■ **REQUIRED WORK**: Identify every line in the records below that contains the word "period", and reproduce each one.

╭─ STORED ROWS

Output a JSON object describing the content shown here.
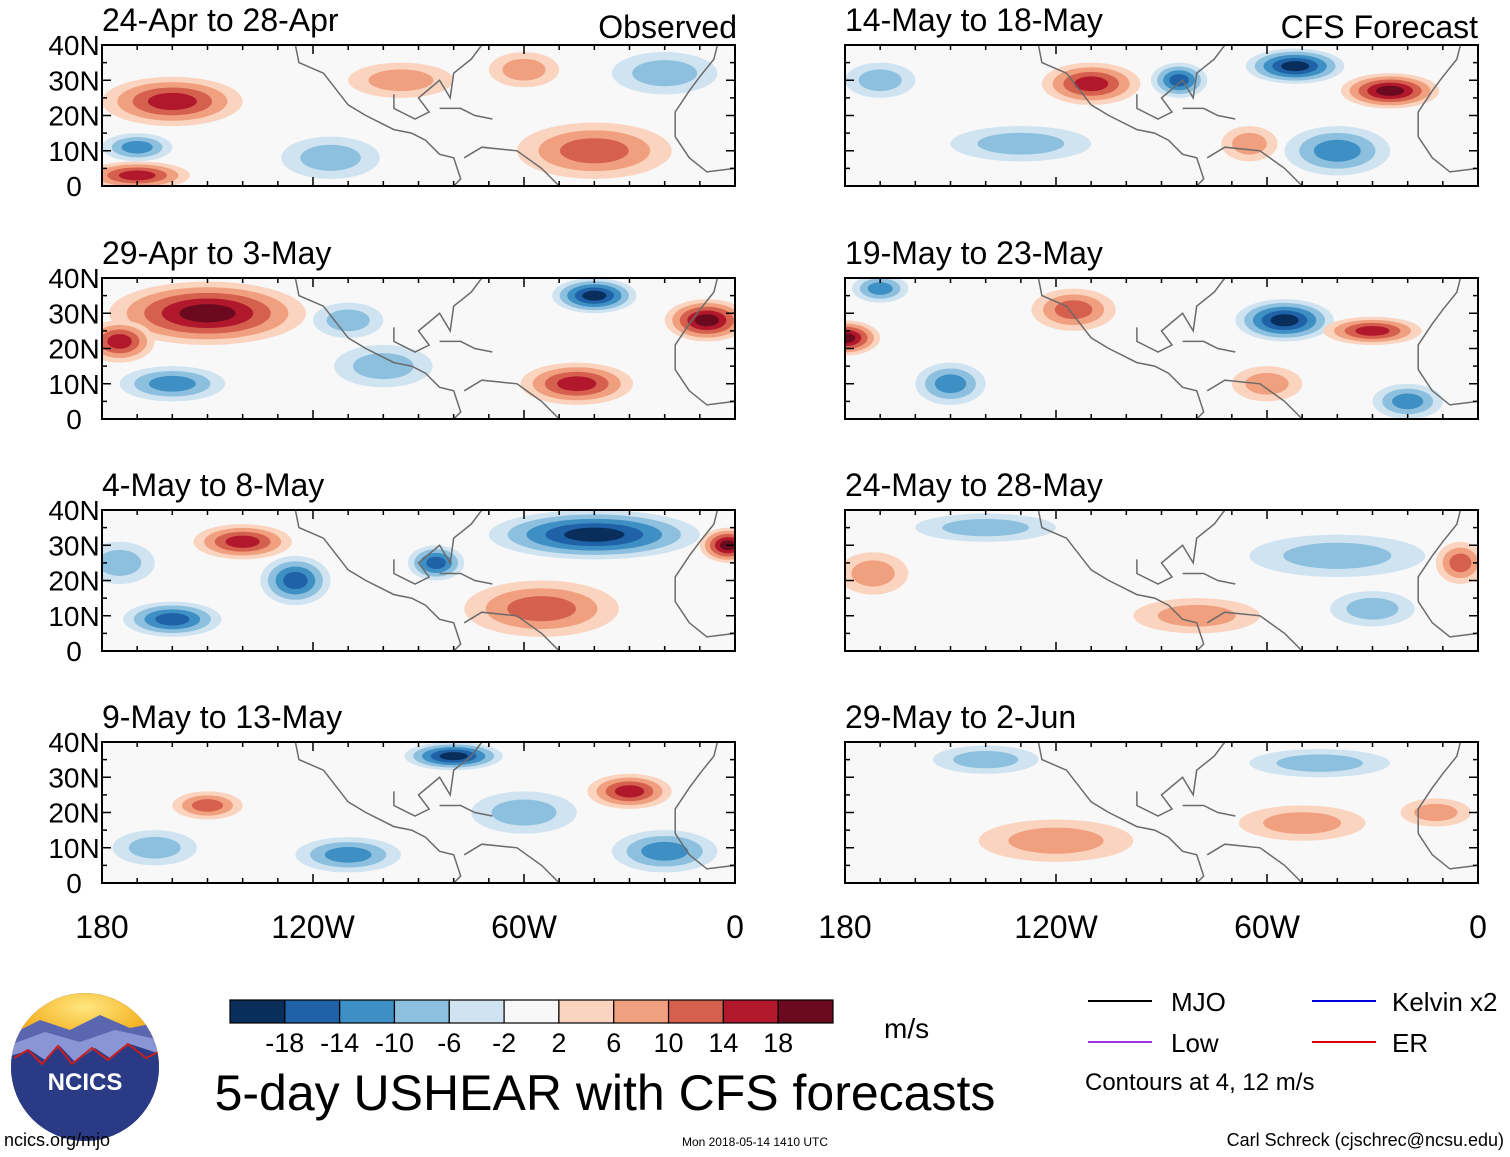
{
  "chart_data": {
    "type": "heatmap",
    "title": "5-day USHEAR with CFS forecasts",
    "units": "m/s",
    "left_column_label": "Observed",
    "right_column_label": "CFS Forecast",
    "x_ticks": [
      "180",
      "120W",
      "60W",
      "0"
    ],
    "y_ticks": [
      "40N",
      "30N",
      "20N",
      "10N",
      "0"
    ],
    "xlim": [
      -180,
      0
    ],
    "ylim": [
      0,
      40
    ],
    "colorbar": {
      "labels": [
        "-18",
        "-14",
        "-10",
        "-6",
        "-2",
        "2",
        "6",
        "10",
        "14",
        "18"
      ],
      "levels": [
        -18,
        -14,
        -10,
        -6,
        -2,
        2,
        6,
        10,
        14,
        18
      ],
      "colors": [
        "#0a2e5c",
        "#1f62a8",
        "#3d8fc4",
        "#8cc0de",
        "#cfe3f0",
        "#f8f8f8",
        "#fbd4c0",
        "#f0a07e",
        "#d6604e",
        "#b2182b",
        "#6b0a1e"
      ]
    },
    "legend": {
      "items": [
        {
          "label": "MJO",
          "color": "#000000"
        },
        {
          "label": "Kelvin x2",
          "color": "#0000dd"
        },
        {
          "label": "Low",
          "color": "#a030e8"
        },
        {
          "label": "ER",
          "color": "#e00000"
        }
      ],
      "note": "Contours at 4, 12 m/s"
    },
    "panels": [
      {
        "period": "24-Apr to 28-Apr",
        "column": "Observed",
        "blobs": [
          {
            "x": -160,
            "y": 24,
            "rx": 20,
            "ry": 7,
            "v": 14
          },
          {
            "x": -115,
            "y": 8,
            "rx": 14,
            "ry": 6,
            "v": -6
          },
          {
            "x": -40,
            "y": 10,
            "rx": 22,
            "ry": 8,
            "v": 10
          },
          {
            "x": -170,
            "y": 3,
            "rx": 15,
            "ry": 4,
            "v": 14
          },
          {
            "x": -170,
            "y": 11,
            "rx": 10,
            "ry": 4,
            "v": -10
          },
          {
            "x": -60,
            "y": 33,
            "rx": 10,
            "ry": 5,
            "v": 6
          },
          {
            "x": -20,
            "y": 32,
            "rx": 15,
            "ry": 6,
            "v": -6
          },
          {
            "x": -95,
            "y": 30,
            "rx": 15,
            "ry": 5,
            "v": 6
          }
        ]
      },
      {
        "period": "29-Apr to 3-May",
        "column": "Observed",
        "blobs": [
          {
            "x": -150,
            "y": 30,
            "rx": 28,
            "ry": 9,
            "v": 18
          },
          {
            "x": -175,
            "y": 22,
            "rx": 10,
            "ry": 6,
            "v": 14
          },
          {
            "x": -40,
            "y": 35,
            "rx": 12,
            "ry": 5,
            "v": -18
          },
          {
            "x": -8,
            "y": 28,
            "rx": 12,
            "ry": 6,
            "v": 18
          },
          {
            "x": -45,
            "y": 10,
            "rx": 16,
            "ry": 6,
            "v": 14
          },
          {
            "x": -160,
            "y": 10,
            "rx": 15,
            "ry": 5,
            "v": -10
          },
          {
            "x": -100,
            "y": 15,
            "rx": 14,
            "ry": 6,
            "v": -6
          },
          {
            "x": -110,
            "y": 28,
            "rx": 10,
            "ry": 5,
            "v": -6
          }
        ]
      },
      {
        "period": "4-May to 8-May",
        "column": "Observed",
        "blobs": [
          {
            "x": -140,
            "y": 31,
            "rx": 14,
            "ry": 5,
            "v": 14
          },
          {
            "x": -40,
            "y": 33,
            "rx": 30,
            "ry": 7,
            "v": -18
          },
          {
            "x": -2,
            "y": 30,
            "rx": 8,
            "ry": 5,
            "v": 18
          },
          {
            "x": -55,
            "y": 12,
            "rx": 22,
            "ry": 8,
            "v": 10
          },
          {
            "x": -160,
            "y": 9,
            "rx": 14,
            "ry": 5,
            "v": -14
          },
          {
            "x": -125,
            "y": 20,
            "rx": 10,
            "ry": 7,
            "v": -14
          },
          {
            "x": -85,
            "y": 25,
            "rx": 8,
            "ry": 5,
            "v": -14
          },
          {
            "x": -175,
            "y": 25,
            "rx": 10,
            "ry": 6,
            "v": -6
          }
        ]
      },
      {
        "period": "9-May to 13-May",
        "column": "Observed",
        "blobs": [
          {
            "x": -80,
            "y": 36,
            "rx": 14,
            "ry": 4,
            "v": -18
          },
          {
            "x": -30,
            "y": 26,
            "rx": 12,
            "ry": 5,
            "v": 14
          },
          {
            "x": -150,
            "y": 22,
            "rx": 10,
            "ry": 4,
            "v": 10
          },
          {
            "x": -20,
            "y": 9,
            "rx": 15,
            "ry": 6,
            "v": -10
          },
          {
            "x": -110,
            "y": 8,
            "rx": 15,
            "ry": 5,
            "v": -10
          },
          {
            "x": -60,
            "y": 20,
            "rx": 15,
            "ry": 6,
            "v": -6
          },
          {
            "x": -165,
            "y": 10,
            "rx": 12,
            "ry": 5,
            "v": -6
          }
        ]
      },
      {
        "period": "14-May to 18-May",
        "column": "CFS Forecast",
        "blobs": [
          {
            "x": -110,
            "y": 29,
            "rx": 14,
            "ry": 6,
            "v": 14
          },
          {
            "x": -25,
            "y": 27,
            "rx": 14,
            "ry": 5,
            "v": 18
          },
          {
            "x": -52,
            "y": 34,
            "rx": 14,
            "ry": 5,
            "v": -18
          },
          {
            "x": -85,
            "y": 30,
            "rx": 8,
            "ry": 5,
            "v": -14
          },
          {
            "x": -130,
            "y": 12,
            "rx": 20,
            "ry": 5,
            "v": -6
          },
          {
            "x": -40,
            "y": 10,
            "rx": 15,
            "ry": 7,
            "v": -10
          },
          {
            "x": -170,
            "y": 30,
            "rx": 10,
            "ry": 5,
            "v": -6
          },
          {
            "x": -65,
            "y": 12,
            "rx": 8,
            "ry": 5,
            "v": 6
          }
        ]
      },
      {
        "period": "19-May to 23-May",
        "column": "CFS Forecast",
        "blobs": [
          {
            "x": -180,
            "y": 23,
            "rx": 10,
            "ry": 5,
            "v": 18
          },
          {
            "x": -115,
            "y": 31,
            "rx": 12,
            "ry": 6,
            "v": 10
          },
          {
            "x": -55,
            "y": 28,
            "rx": 14,
            "ry": 6,
            "v": -18
          },
          {
            "x": -30,
            "y": 25,
            "rx": 14,
            "ry": 4,
            "v": 14
          },
          {
            "x": -150,
            "y": 10,
            "rx": 10,
            "ry": 6,
            "v": -10
          },
          {
            "x": -60,
            "y": 10,
            "rx": 10,
            "ry": 5,
            "v": 6
          },
          {
            "x": -170,
            "y": 37,
            "rx": 8,
            "ry": 4,
            "v": -10
          },
          {
            "x": -20,
            "y": 5,
            "rx": 10,
            "ry": 5,
            "v": -10
          }
        ]
      },
      {
        "period": "24-May to 28-May",
        "column": "CFS Forecast",
        "blobs": [
          {
            "x": -172,
            "y": 22,
            "rx": 10,
            "ry": 6,
            "v": 6
          },
          {
            "x": -40,
            "y": 27,
            "rx": 25,
            "ry": 6,
            "v": -6
          },
          {
            "x": -5,
            "y": 25,
            "rx": 7,
            "ry": 6,
            "v": 10
          },
          {
            "x": -80,
            "y": 10,
            "rx": 18,
            "ry": 5,
            "v": 6
          },
          {
            "x": -140,
            "y": 35,
            "rx": 20,
            "ry": 4,
            "v": -6
          },
          {
            "x": -30,
            "y": 12,
            "rx": 12,
            "ry": 5,
            "v": -6
          }
        ]
      },
      {
        "period": "29-May to 2-Jun",
        "column": "CFS Forecast",
        "blobs": [
          {
            "x": -50,
            "y": 17,
            "rx": 18,
            "ry": 5,
            "v": 6
          },
          {
            "x": -120,
            "y": 12,
            "rx": 22,
            "ry": 6,
            "v": 6
          },
          {
            "x": -140,
            "y": 35,
            "rx": 15,
            "ry": 4,
            "v": -6
          },
          {
            "x": -45,
            "y": 34,
            "rx": 20,
            "ry": 4,
            "v": -6
          },
          {
            "x": -12,
            "y": 20,
            "rx": 10,
            "ry": 4,
            "v": 6
          }
        ]
      }
    ]
  },
  "footer": {
    "logo_text": "NCICS",
    "site": "ncics.org/mjo",
    "timestamp": "Mon 2018-05-14 1410 UTC",
    "author": "Carl Schreck (cjschrec@ncsu.edu)"
  }
}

╰─

■ **RESULT OF THE EXERCISE**:
        "period": "24-Apr to 28-Apr",
        "period": "29-Apr to 3-May",
        "period": "4-May to 8-May",
        "period": "9-May to 13-May",
        "period": "14-May to 18-May",
        "period": "19-May to 23-May",
        "period": "24-May to 28-May",
        "period": "29-May to 2-Jun",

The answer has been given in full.